Problem requirements:
Return the material exactly as supplied, apart from the pictures, which are omitted.

Provided entries:
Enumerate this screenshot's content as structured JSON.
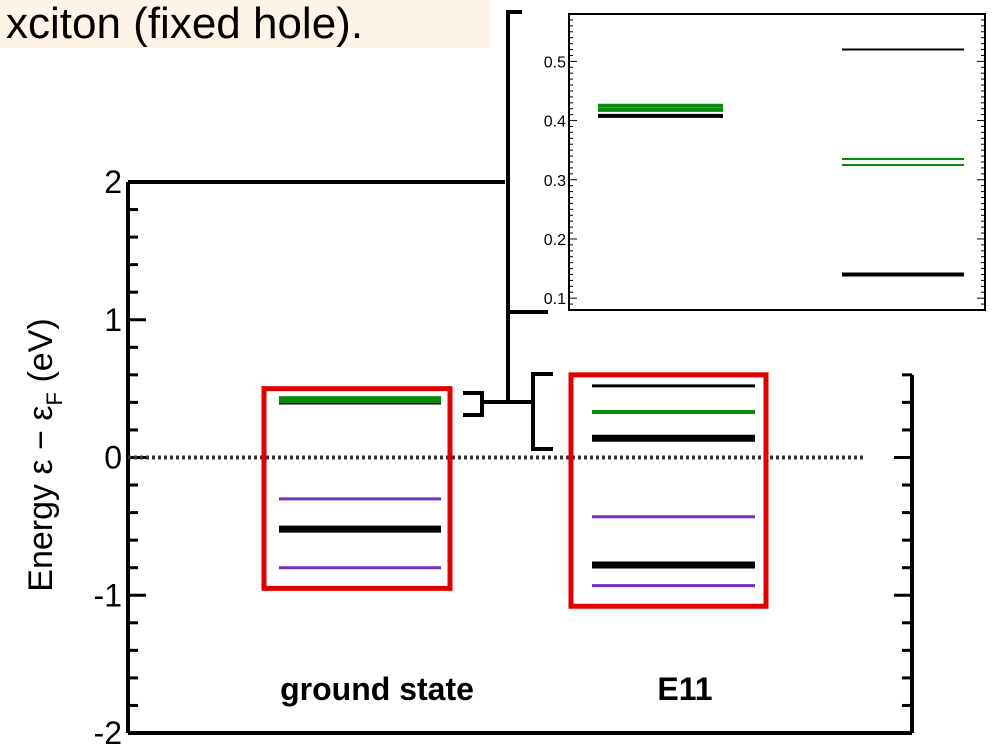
{
  "title_fragment": "xciton (fixed hole).",
  "chart_data": [
    {
      "type": "energy-level",
      "ylabel": "Energy ε − ε",
      "ylabel_sub": "F",
      "ylabel_unit": " (eV)",
      "ylim": [
        -2,
        2
      ],
      "yticks": [
        {
          "value": 2,
          "label": "2"
        },
        {
          "value": 1,
          "label": "1"
        },
        {
          "value": 0,
          "label": "0"
        },
        {
          "value": -1,
          "label": "-1"
        },
        {
          "value": -2,
          "label": "-2"
        }
      ],
      "fermi_level": 0,
      "categories": [
        {
          "label": "ground state",
          "box_color": "#e00000",
          "box_range": [
            -0.95,
            0.5
          ],
          "levels": [
            {
              "energy": 0.41,
              "color": "#000000",
              "weight": "thick"
            },
            {
              "energy": 0.42,
              "color": "#0a8a0a",
              "weight": "thick"
            },
            {
              "energy": -0.3,
              "color": "#7030c0",
              "weight": "thin"
            },
            {
              "energy": -0.52,
              "color": "#000000",
              "weight": "thick"
            },
            {
              "energy": -0.8,
              "color": "#7030c0",
              "weight": "thin"
            }
          ]
        },
        {
          "label": "E11",
          "box_color": "#e00000",
          "box_range": [
            -1.08,
            0.6
          ],
          "levels": [
            {
              "energy": 0.52,
              "color": "#000000",
              "weight": "thin"
            },
            {
              "energy": 0.33,
              "color": "#0a8a0a",
              "weight": "medium"
            },
            {
              "energy": 0.14,
              "color": "#000000",
              "weight": "thick"
            },
            {
              "energy": -0.43,
              "color": "#7030c0",
              "weight": "thin"
            },
            {
              "energy": -0.78,
              "color": "#000000",
              "weight": "thick"
            },
            {
              "energy": -0.93,
              "color": "#7030c0",
              "weight": "thin"
            }
          ]
        }
      ]
    },
    {
      "type": "energy-level-inset",
      "ylim": [
        0.08,
        0.58
      ],
      "yticks": [
        {
          "value": 0.5,
          "label": "0.5"
        },
        {
          "value": 0.4,
          "label": "0.4"
        },
        {
          "value": 0.3,
          "label": "0.3"
        },
        {
          "value": 0.2,
          "label": "0.2"
        },
        {
          "value": 0.1,
          "label": "0.1"
        }
      ],
      "columns": [
        {
          "levels": [
            {
              "energy": 0.425,
              "color": "#0a8a0a",
              "weight": "thick"
            },
            {
              "energy": 0.418,
              "color": "#0a8a0a",
              "weight": "thick"
            },
            {
              "energy": 0.408,
              "color": "#000000",
              "weight": "thick"
            }
          ]
        },
        {
          "levels": [
            {
              "energy": 0.52,
              "color": "#000000",
              "weight": "thin"
            },
            {
              "energy": 0.335,
              "color": "#0a8a0a",
              "weight": "thin"
            },
            {
              "energy": 0.325,
              "color": "#0a8a0a",
              "weight": "thin"
            },
            {
              "energy": 0.14,
              "color": "#000000",
              "weight": "thick"
            }
          ]
        }
      ]
    }
  ]
}
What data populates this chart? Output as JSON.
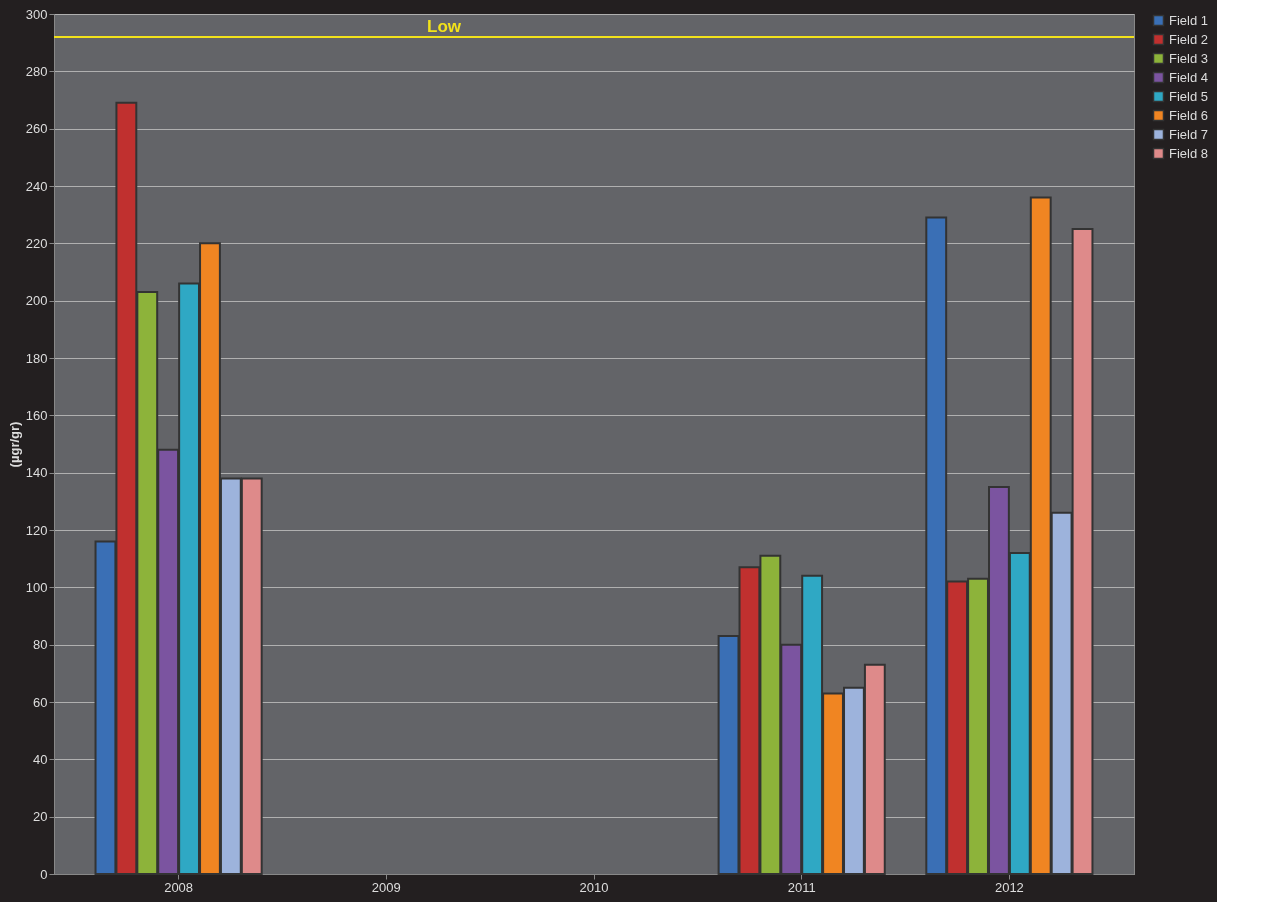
{
  "chart_data": {
    "type": "bar",
    "ylabel": "(µgr/gr)",
    "categories": [
      "2008",
      "2009",
      "2010",
      "2011",
      "2012"
    ],
    "series": [
      {
        "name": "Field 1",
        "color": "#3a6fb5",
        "values": [
          116,
          null,
          null,
          83,
          229
        ]
      },
      {
        "name": "Field 2",
        "color": "#c0302f",
        "values": [
          269,
          null,
          null,
          107,
          102
        ]
      },
      {
        "name": "Field 3",
        "color": "#8db33a",
        "values": [
          203,
          null,
          null,
          111,
          103
        ]
      },
      {
        "name": "Field 4",
        "color": "#7b54a0",
        "values": [
          148,
          null,
          null,
          80,
          135
        ]
      },
      {
        "name": "Field 5",
        "color": "#2fa8c4",
        "values": [
          206,
          null,
          null,
          104,
          112
        ]
      },
      {
        "name": "Field 6",
        "color": "#f08522",
        "values": [
          220,
          null,
          null,
          63,
          236
        ]
      },
      {
        "name": "Field 7",
        "color": "#9db3dc",
        "values": [
          138,
          null,
          null,
          65,
          126
        ]
      },
      {
        "name": "Field 8",
        "color": "#de8a8a",
        "values": [
          138,
          null,
          null,
          73,
          225
        ]
      }
    ],
    "ylim": [
      0,
      300
    ],
    "yticks": [
      0,
      20,
      40,
      60,
      80,
      100,
      120,
      140,
      160,
      180,
      200,
      220,
      240,
      260,
      280,
      300
    ],
    "grid": "y",
    "legend": "right",
    "ref_lines": [
      {
        "axis": "y",
        "value": 292,
        "label": "Low",
        "color": "#f2e21b",
        "line_style": "solid"
      }
    ]
  }
}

Exercise solution:
Enumerate this screenshot's content as structured JSON.
{
  "title_fragment": "xciton (fixed hole).",
  "chart_data": [
    {
      "type": "energy-level",
      "ylabel": "Energy ε − ε",
      "ylabel_sub": "F",
      "ylabel_unit": " (eV)",
      "ylim": [
        -2,
        2
      ],
      "yticks": [
        {
          "value": 2,
          "label": "2"
        },
        {
          "value": 1,
          "label": "1"
        },
        {
          "value": 0,
          "label": "0"
        },
        {
          "value": -1,
          "label": "-1"
        },
        {
          "value": -2,
          "label": "-2"
        }
      ],
      "fermi_level": 0,
      "categories": [
        {
          "label": "ground state",
          "box_color": "#e00000",
          "box_range": [
            -0.95,
            0.5
          ],
          "levels": [
            {
              "energy": 0.41,
              "color": "#000000",
              "weight": "thick"
            },
            {
              "energy": 0.42,
              "color": "#0a8a0a",
              "weight": "thick"
            },
            {
              "energy": -0.3,
              "color": "#7030c0",
              "weight": "thin"
            },
            {
              "energy": -0.52,
              "color": "#000000",
              "weight": "thick"
            },
            {
              "energy": -0.8,
              "color": "#7030c0",
              "weight": "thin"
            }
          ]
        },
        {
          "label": "E11",
          "box_color": "#e00000",
          "box_range": [
            -1.08,
            0.6
          ],
          "levels": [
            {
              "energy": 0.52,
              "color": "#000000",
              "weight": "thin"
            },
            {
              "energy": 0.33,
              "color": "#0a8a0a",
              "weight": "medium"
            },
            {
              "energy": 0.14,
              "color": "#000000",
              "weight": "thick"
            },
            {
              "energy": -0.43,
              "color": "#7030c0",
              "weight": "thin"
            },
            {
              "energy": -0.78,
              "color": "#000000",
              "weight": "thick"
            },
            {
              "energy": -0.93,
              "color": "#7030c0",
              "weight": "thin"
            }
          ]
        }
      ]
    },
    {
      "type": "energy-level-inset",
      "ylim": [
        0.08,
        0.58
      ],
      "yticks": [
        {
          "value": 0.5,
          "label": "0.5"
        },
        {
          "value": 0.4,
          "label": "0.4"
        },
        {
          "value": 0.3,
          "label": "0.3"
        },
        {
          "value": 0.2,
          "label": "0.2"
        },
        {
          "value": 0.1,
          "label": "0.1"
        }
      ],
      "columns": [
        {
          "levels": [
            {
              "energy": 0.425,
              "color": "#0a8a0a",
              "weight": "thick"
            },
            {
              "energy": 0.418,
              "color": "#0a8a0a",
              "weight": "thick"
            },
            {
              "energy": 0.408,
              "color": "#000000",
              "weight": "thick"
            }
          ]
        },
        {
          "levels": [
            {
              "energy": 0.52,
              "color": "#000000",
              "weight": "thin"
            },
            {
              "energy": 0.335,
              "color": "#0a8a0a",
              "weight": "thin"
            },
            {
              "energy": 0.325,
              "color": "#0a8a0a",
              "weight": "thin"
            },
            {
              "energy": 0.14,
              "color": "#000000",
              "weight": "thick"
            }
          ]
        }
      ]
    }
  ]
}
What data populates this chart? Output as JSON.
{
  "chart_data": {
    "type": "bar",
    "ylabel": "(µgr/gr)",
    "categories": [
      "2008",
      "2009",
      "2010",
      "2011",
      "2012"
    ],
    "series": [
      {
        "name": "Field 1",
        "color": "#3a6fb5",
        "values": [
          116,
          null,
          null,
          83,
          229
        ]
      },
      {
        "name": "Field 2",
        "color": "#c0302f",
        "values": [
          269,
          null,
          null,
          107,
          102
        ]
      },
      {
        "name": "Field 3",
        "color": "#8db33a",
        "values": [
          203,
          null,
          null,
          111,
          103
        ]
      },
      {
        "name": "Field 4",
        "color": "#7b54a0",
        "values": [
          148,
          null,
          null,
          80,
          135
        ]
      },
      {
        "name": "Field 5",
        "color": "#2fa8c4",
        "values": [
          206,
          null,
          null,
          104,
          112
        ]
      },
      {
        "name": "Field 6",
        "color": "#f08522",
        "values": [
          220,
          null,
          null,
          63,
          236
        ]
      },
      {
        "name": "Field 7",
        "color": "#9db3dc",
        "values": [
          138,
          null,
          null,
          65,
          126
        ]
      },
      {
        "name": "Field 8",
        "color": "#de8a8a",
        "values": [
          138,
          null,
          null,
          73,
          225
        ]
      }
    ],
    "ylim": [
      0,
      300
    ],
    "yticks": [
      0,
      20,
      40,
      60,
      80,
      100,
      120,
      140,
      160,
      180,
      200,
      220,
      240,
      260,
      280,
      300
    ],
    "grid": "y",
    "legend": "right",
    "ref_lines": [
      {
        "axis": "y",
        "value": 292,
        "label": "Low",
        "color": "#f2e21b",
        "line_style": "solid"
      }
    ]
  }
}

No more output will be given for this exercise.